**Set exercise:** Comb the records below for the string "object" and copy each line where it turns up.

>> Start Given records

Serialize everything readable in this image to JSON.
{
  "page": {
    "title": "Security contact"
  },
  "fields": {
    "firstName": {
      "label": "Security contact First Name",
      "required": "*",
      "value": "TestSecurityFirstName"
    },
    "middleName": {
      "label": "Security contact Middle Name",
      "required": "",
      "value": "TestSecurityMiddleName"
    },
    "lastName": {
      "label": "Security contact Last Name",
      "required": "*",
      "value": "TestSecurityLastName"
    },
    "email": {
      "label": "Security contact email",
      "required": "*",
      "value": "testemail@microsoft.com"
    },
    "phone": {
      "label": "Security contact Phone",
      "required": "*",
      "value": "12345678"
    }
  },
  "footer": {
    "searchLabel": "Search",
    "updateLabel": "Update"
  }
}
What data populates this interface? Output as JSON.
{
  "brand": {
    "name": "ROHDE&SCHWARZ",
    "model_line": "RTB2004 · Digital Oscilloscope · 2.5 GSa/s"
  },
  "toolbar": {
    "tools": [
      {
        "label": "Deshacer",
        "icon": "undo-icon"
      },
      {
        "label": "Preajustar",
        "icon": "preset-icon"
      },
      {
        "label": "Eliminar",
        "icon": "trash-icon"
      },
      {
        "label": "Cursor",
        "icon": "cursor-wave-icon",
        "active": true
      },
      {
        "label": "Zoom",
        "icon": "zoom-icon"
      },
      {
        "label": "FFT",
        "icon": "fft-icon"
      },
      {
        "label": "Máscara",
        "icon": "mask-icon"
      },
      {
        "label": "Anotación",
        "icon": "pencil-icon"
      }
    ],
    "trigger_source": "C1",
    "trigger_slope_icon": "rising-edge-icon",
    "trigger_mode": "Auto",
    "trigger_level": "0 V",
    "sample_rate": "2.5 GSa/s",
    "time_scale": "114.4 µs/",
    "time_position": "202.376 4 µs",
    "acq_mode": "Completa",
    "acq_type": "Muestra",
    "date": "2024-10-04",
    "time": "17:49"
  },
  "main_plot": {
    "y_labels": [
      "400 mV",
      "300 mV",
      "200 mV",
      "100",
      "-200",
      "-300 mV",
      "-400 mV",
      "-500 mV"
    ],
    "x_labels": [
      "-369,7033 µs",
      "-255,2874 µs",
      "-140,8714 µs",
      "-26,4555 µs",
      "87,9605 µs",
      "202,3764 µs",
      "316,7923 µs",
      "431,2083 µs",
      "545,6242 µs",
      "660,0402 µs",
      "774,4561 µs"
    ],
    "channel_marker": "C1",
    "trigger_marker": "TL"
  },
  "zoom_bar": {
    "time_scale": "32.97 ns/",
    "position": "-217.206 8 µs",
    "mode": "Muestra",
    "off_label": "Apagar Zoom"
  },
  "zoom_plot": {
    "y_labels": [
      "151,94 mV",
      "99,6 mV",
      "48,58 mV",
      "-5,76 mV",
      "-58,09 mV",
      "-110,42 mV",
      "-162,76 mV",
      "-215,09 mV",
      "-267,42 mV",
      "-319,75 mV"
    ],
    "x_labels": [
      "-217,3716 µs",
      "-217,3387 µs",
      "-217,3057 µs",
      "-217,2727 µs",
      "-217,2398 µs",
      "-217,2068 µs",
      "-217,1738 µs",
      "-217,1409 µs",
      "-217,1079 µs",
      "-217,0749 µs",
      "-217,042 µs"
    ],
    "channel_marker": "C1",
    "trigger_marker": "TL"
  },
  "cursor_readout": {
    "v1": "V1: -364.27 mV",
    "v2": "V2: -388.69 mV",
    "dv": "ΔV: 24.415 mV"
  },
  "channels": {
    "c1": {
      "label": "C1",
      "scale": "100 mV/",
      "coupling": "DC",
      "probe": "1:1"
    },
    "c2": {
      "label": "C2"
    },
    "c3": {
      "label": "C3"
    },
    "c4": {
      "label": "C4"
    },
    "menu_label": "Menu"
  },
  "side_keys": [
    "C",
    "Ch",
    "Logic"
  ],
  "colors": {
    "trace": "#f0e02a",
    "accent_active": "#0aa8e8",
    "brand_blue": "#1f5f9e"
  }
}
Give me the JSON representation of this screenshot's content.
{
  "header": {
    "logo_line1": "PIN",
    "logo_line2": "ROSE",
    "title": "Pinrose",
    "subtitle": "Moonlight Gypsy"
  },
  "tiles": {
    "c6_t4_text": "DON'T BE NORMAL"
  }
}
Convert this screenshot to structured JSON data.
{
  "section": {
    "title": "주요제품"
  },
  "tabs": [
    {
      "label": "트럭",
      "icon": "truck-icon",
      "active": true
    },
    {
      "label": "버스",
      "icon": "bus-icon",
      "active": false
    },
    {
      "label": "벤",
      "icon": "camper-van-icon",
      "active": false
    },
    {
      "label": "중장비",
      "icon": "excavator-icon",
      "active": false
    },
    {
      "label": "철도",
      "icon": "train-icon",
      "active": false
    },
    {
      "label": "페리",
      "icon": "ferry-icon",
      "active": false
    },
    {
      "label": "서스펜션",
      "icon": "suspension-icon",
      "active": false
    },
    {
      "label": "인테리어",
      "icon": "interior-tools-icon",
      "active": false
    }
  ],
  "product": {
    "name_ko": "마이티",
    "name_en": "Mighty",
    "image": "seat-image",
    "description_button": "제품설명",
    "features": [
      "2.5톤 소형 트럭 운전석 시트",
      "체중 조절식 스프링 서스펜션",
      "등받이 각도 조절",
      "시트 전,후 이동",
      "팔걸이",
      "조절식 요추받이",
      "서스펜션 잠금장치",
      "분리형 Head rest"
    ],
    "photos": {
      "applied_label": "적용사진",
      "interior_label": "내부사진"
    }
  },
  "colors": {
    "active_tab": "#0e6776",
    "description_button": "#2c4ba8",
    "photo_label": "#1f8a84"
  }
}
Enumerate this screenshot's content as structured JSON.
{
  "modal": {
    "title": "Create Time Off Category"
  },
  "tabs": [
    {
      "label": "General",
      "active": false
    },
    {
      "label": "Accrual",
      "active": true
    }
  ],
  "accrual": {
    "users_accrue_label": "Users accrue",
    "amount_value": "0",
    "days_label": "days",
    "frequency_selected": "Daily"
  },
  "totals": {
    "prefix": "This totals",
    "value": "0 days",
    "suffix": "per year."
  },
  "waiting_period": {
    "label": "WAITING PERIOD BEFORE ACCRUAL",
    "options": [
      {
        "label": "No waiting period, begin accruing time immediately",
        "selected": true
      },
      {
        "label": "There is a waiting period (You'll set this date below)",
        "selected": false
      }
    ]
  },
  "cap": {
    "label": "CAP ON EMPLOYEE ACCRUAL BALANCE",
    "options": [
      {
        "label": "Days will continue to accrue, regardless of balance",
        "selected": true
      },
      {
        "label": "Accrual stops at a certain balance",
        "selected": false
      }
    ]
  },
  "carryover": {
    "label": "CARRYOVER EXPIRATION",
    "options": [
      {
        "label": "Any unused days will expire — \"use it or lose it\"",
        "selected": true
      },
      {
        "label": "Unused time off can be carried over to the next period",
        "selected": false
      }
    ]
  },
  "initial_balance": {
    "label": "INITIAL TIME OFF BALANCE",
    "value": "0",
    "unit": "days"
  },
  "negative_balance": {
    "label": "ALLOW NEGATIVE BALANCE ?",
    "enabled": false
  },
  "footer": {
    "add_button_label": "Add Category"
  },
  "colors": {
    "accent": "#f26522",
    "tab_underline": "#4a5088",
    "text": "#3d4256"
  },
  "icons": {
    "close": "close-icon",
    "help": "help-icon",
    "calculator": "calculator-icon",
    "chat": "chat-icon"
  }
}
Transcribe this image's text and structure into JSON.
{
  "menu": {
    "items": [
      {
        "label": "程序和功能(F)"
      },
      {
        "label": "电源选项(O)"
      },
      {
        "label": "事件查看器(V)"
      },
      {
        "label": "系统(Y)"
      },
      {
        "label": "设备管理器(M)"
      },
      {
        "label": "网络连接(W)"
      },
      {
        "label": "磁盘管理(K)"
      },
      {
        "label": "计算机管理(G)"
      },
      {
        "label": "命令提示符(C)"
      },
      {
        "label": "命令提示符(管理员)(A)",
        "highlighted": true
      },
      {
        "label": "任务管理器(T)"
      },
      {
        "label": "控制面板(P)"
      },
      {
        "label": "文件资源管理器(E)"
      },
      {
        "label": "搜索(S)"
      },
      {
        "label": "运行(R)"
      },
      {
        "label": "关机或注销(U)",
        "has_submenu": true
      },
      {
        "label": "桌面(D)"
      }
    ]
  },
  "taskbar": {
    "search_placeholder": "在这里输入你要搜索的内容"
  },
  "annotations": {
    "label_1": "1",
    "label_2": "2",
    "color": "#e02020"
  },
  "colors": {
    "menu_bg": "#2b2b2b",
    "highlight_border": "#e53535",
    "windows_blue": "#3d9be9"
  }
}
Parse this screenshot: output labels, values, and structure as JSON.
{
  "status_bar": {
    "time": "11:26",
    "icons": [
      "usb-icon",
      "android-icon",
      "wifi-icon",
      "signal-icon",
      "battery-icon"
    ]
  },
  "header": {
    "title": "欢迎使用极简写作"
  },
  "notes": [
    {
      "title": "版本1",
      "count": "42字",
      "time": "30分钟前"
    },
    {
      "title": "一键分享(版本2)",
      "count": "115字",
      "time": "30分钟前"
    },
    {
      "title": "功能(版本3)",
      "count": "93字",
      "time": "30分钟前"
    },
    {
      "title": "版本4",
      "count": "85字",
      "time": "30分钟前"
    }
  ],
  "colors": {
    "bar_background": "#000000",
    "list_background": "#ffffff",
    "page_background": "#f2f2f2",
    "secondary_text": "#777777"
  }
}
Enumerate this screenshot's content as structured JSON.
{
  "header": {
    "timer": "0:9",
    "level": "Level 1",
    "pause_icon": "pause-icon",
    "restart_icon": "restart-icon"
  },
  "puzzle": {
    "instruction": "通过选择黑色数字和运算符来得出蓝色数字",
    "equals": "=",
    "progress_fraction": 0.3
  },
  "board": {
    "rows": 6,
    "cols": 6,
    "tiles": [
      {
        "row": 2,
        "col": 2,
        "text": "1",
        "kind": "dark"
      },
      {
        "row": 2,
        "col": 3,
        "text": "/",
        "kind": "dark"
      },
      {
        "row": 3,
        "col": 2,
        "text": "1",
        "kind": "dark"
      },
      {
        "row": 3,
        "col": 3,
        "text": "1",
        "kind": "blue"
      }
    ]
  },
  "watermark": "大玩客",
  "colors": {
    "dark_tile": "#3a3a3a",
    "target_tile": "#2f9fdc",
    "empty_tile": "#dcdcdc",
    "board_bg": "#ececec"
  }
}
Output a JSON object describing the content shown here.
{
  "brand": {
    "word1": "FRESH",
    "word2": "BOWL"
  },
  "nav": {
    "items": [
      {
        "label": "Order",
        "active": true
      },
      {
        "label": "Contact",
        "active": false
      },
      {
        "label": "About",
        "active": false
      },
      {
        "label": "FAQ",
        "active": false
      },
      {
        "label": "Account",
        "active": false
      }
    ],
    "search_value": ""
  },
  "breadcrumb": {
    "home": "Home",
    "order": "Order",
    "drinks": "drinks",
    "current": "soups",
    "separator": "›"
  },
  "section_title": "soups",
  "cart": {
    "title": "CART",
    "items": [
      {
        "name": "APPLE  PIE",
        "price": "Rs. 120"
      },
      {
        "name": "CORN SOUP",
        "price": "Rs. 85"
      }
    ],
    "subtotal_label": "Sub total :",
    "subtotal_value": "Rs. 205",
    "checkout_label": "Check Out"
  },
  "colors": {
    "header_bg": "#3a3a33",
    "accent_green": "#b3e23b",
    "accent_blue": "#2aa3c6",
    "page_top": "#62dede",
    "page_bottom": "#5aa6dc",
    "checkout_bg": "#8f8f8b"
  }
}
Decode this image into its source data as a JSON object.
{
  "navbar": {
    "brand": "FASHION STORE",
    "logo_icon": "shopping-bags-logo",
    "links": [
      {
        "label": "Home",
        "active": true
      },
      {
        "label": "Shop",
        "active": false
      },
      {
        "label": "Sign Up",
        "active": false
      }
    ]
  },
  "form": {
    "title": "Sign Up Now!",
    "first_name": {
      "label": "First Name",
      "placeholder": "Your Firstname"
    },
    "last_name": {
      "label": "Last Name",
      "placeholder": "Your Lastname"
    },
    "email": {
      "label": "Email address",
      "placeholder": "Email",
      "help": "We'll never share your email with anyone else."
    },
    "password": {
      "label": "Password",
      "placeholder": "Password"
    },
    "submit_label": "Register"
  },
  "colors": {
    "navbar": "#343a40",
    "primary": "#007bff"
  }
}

>> End Given records

**Solution:**
Output a JSON object describing the content shown here.
Decode this image into its source data as a JSON object.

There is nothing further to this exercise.